ARTICLE start

I value this element that Brown has introduced into American politics. The South is a great power,--no cowards in Virginia. [Laughter.] It was not cowardice. [Laughter.] Now, I try to speak very plain, but you will misunderstand me. There is no cowardice in Virginia. The South are not cowards. The lunatics in the Gospel were not cowards when they said, “Art thou come to torment us before the time?” [Laughter.] They were brave enough, but they saw afar off. They saw the tremendous power which was entering into that charmed circle; they knew its inevitable victory. Virginia did not tremble at an old gray-headed man at Harper's Ferry; they trembled at a John Brown in every man's own conscience. He had been there many years, and, like that terrific scene which Beckford has drawn for us in his Hall of Eblis, where the crowd runs around, each man with an incurable wound in his bosom, and agrees not to speak of it; so the South has been running up and down its political and social life, and every man keeps his right hand pressed on the secret and incurable sore, with an [278] understood agreement, in church and state, that it never shall be mentioned, for fear the great ghastly fabric should come to pieces at the talismanic word. Brown uttered it; cried, “Slavery is sin come, all true men, help pull it down,” and the whole machinery trembled to its very base.

I value this movement for another reason. Did you ever see a blacksmith shoe a restless horse? If you have, you have seen him take a small cord and tie the upper lip. Ask him what he does it for, he will tell you to give the beast something to think of. [Laughter.] Now, the South has extensive schemes. She grasps with one hand a Mexico, and with the other she dictates terms to the Church, she imposes conditions on the state, she buys up Webster with a little or a promise, and Everett with nothing. [Great laughter and applause.] John Brown has given her something else to think of. He has turned her attention inwardly. He has taught her that there has been created a new element in this Northern mind; that it is not merely the thinker, that it is not merely the editor, that it is not merely the moral reformer, but the idea has pervaded all classes of society. Call them madmen if you will. Hard to tell who's mad. The world says one man is mad. John Brown said the same of the Governor. You remember the madman in Edinburgh? A friend asked him what he was there for. “Well,” cried he, “they said at home that I was mad; and I said I was not; but they had the majority.” [Laughter.] Just so it is in regard to John Brown. The nation says he is mad. I appeal from Philip drunk to Philip sober; I appeal from the American people, drunk with cotton, and the New York Observer, [loud and long laughter,] to the American people fifty years hence, when the light of civilization has had more time to penetrate, when self-interest has been rebuked by the world rising and giving its verdiet [279] on these great questions, when it is not a small band of Abolitionists, but the civilization of the twentieth century, in all its varied forms, interests, and elements, which undertakes to enter the arena, and discuss this last great reform. When that day comes, what will be thought of these first martyrs, who teach us how to live and how to die?

ARTICLE end
DATASET RECORDS start

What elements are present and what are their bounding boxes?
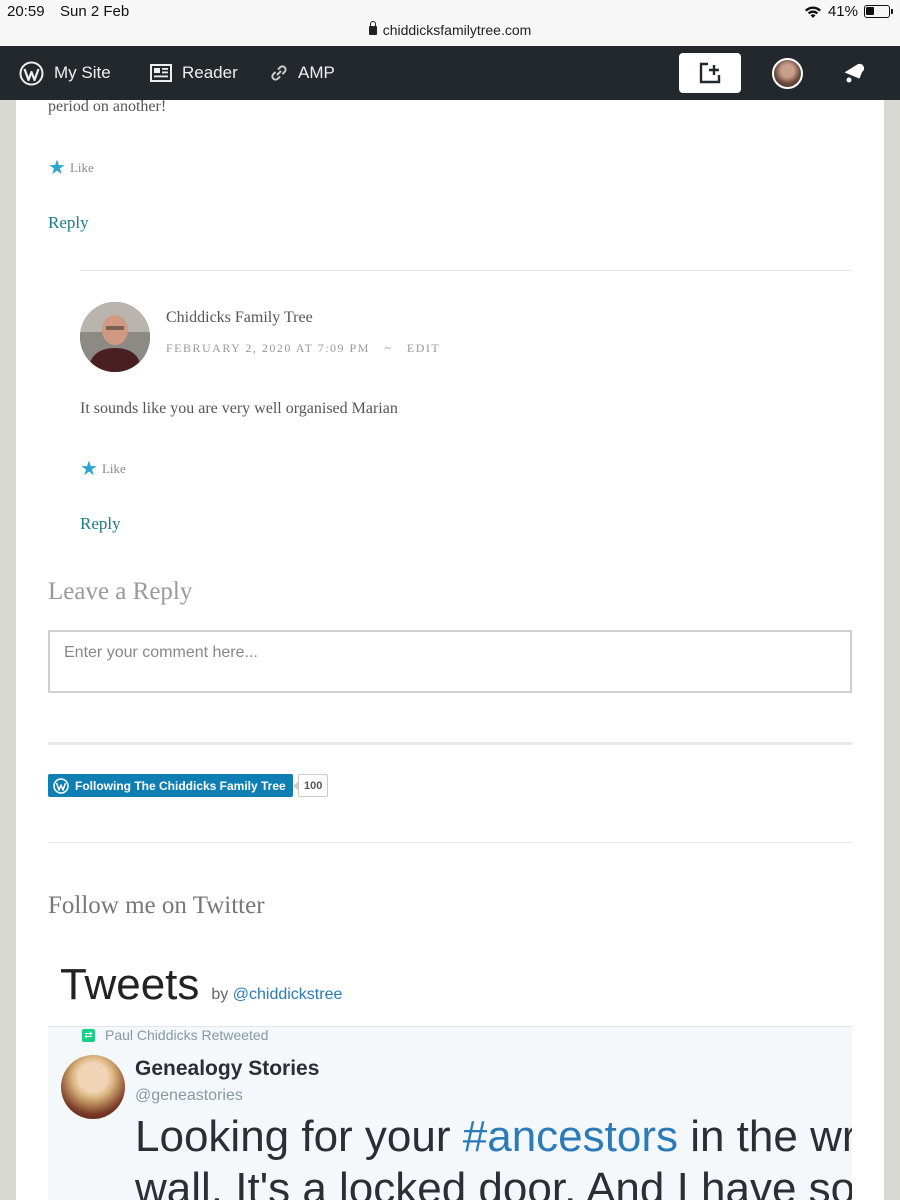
status-right: 41% [804,3,893,20]
twitter-widget-heading: Follow me on Twitter [48,892,265,919]
by-label: by [211,986,229,1003]
status-time: 20:59 [7,3,45,20]
reply-link[interactable]: Reply [48,213,89,233]
wifi-icon [804,6,821,18]
link-icon [271,65,287,81]
status-bar: 20:59 Sun 2 Feb 41% chiddicksfamilytree.… [0,0,900,46]
tweet-author-name[interactable]: Genealogy Stories [135,1057,319,1081]
comment-meta: FEBRUARY 2, 2020 AT 7:09 PM ~ EDIT [166,341,440,356]
reader-label: Reader [182,63,238,82]
tweets-title: Tweets [60,960,200,1009]
tweet-author-avatar[interactable] [61,1055,125,1119]
my-site-label: My Site [54,63,111,82]
comment-body: It sounds like you are very well organis… [80,400,398,417]
url-text: chiddicksfamilytree.com [382,22,532,38]
admin-bar: My Site Reader AMP [0,46,900,100]
reader-icon [150,64,172,82]
reply-like-button[interactable]: ★ Like [80,459,126,479]
lock-icon [368,21,377,35]
tweet-text: Looking for your #ancestors in the wrong… [135,1111,852,1200]
like-label: Like [101,461,126,476]
notifications-bell-icon[interactable] [842,60,866,84]
edit-link[interactable]: EDIT [407,341,440,355]
follower-count: 100 [292,774,329,797]
comment-input[interactable]: Enter your comment here... [48,630,852,693]
tweet-hashtag-link[interactable]: #ancestors [463,1112,678,1161]
my-site-link[interactable]: My Site [19,46,111,100]
reply-link-2[interactable]: Reply [80,514,121,534]
retweet-icon: ⇄ [82,1028,95,1042]
wordpress-icon [19,61,44,85]
comment-author-avatar[interactable] [80,302,150,372]
reader-link[interactable]: Reader [150,46,238,100]
tweet-text-line2: wall. It's a locked door. And I have som… [135,1164,852,1200]
tweet-card[interactable]: ⇄ Paul Chiddicks Retweeted Genealogy Sto… [48,1026,852,1200]
follow-label: Following The Chiddicks Family Tree [75,778,286,793]
new-post-icon [699,62,721,84]
twitter-handle-link[interactable]: @chiddickstree [233,986,343,1003]
tweet-text-end: in the wrong [690,1112,852,1161]
follow-button[interactable]: Following The Chiddicks Family Tree [48,774,293,797]
status-date: Sun 2 Feb [60,3,130,20]
like-label: Like [69,160,94,175]
retweet-line: ⇄ Paul Chiddicks Retweeted [82,1027,268,1043]
url-bar[interactable]: chiddicksfamilytree.com [0,21,900,38]
new-post-button[interactable] [679,53,741,93]
previous-comment-fragment: period on another! [48,100,167,115]
comment-author-name[interactable]: Chiddicks Family Tree [166,309,313,327]
section-divider [48,742,852,745]
battery-percent: 41% [827,3,858,20]
amp-label: AMP [298,63,335,82]
retweeted-by[interactable]: Paul Chiddicks Retweeted [105,1027,268,1043]
like-button[interactable]: ★ Like [48,158,94,178]
star-icon: ★ [80,458,98,480]
star-icon: ★ [48,157,66,179]
battery-icon [864,5,893,18]
comment-date[interactable]: FEBRUARY 2, 2020 AT 7:09 PM [166,341,370,355]
leave-reply-heading: Leave a Reply [48,578,193,605]
comment-placeholder: Enter your comment here... [64,644,258,661]
page-content: period on another! ★ Like Reply Chiddick… [16,100,884,1200]
tweets-header: Tweets by @chiddickstree [60,960,342,1010]
meta-separator: ~ [384,341,393,355]
wordpress-icon [53,777,69,794]
author-photo [80,302,150,372]
tweet-author-username[interactable]: @geneastories [135,1087,243,1105]
comment-divider [80,270,852,271]
tweets-by: by @chiddickstree [211,986,342,1004]
widget-divider [48,842,852,843]
amp-link[interactable]: AMP [270,46,335,100]
user-avatar[interactable] [772,58,803,89]
tweet-text-start: Looking for your [135,1112,463,1161]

DATASET RECORDS end

* [THINGS TO DO]:
(a) In the speech, what does a blacksmith tie with a small cord when shoeing a restless horse?
(b) In the listing, please rewrite the lines starting at "status-right: 41% [804,3,893,20]" and ending at "tweet-author-avatar[interactable] [61,1055,125,1119]", with "Genealogy Stories" changed to "Family Stories" and nothing else altered. Return only those lines.

* [RESPONSES FOR EACH TASK]:
(a) The horse's upper lip.

(b)
status-right: 41% [804,3,893,20]
twitter-widget-heading: Follow me on Twitter [48,892,265,919]
by-label: by [211,986,229,1003]
status-time: 20:59 [7,3,45,20]
reply-link[interactable]: Reply [48,213,89,233]
wifi-icon [804,6,821,18]
link-icon [271,65,287,81]
status-bar: 20:59 Sun 2 Feb 41% chiddicksfamilytree.… [0,0,900,46]
tweet-author-name[interactable]: Family Stories [135,1057,319,1081]
comment-meta: FEBRUARY 2, 2020 AT 7:09 PM ~ EDIT [166,341,440,356]
reader-label: Reader [182,63,238,82]
tweets-title: Tweets [60,960,200,1009]
tweet-author-avatar[interactable] [61,1055,125,1119]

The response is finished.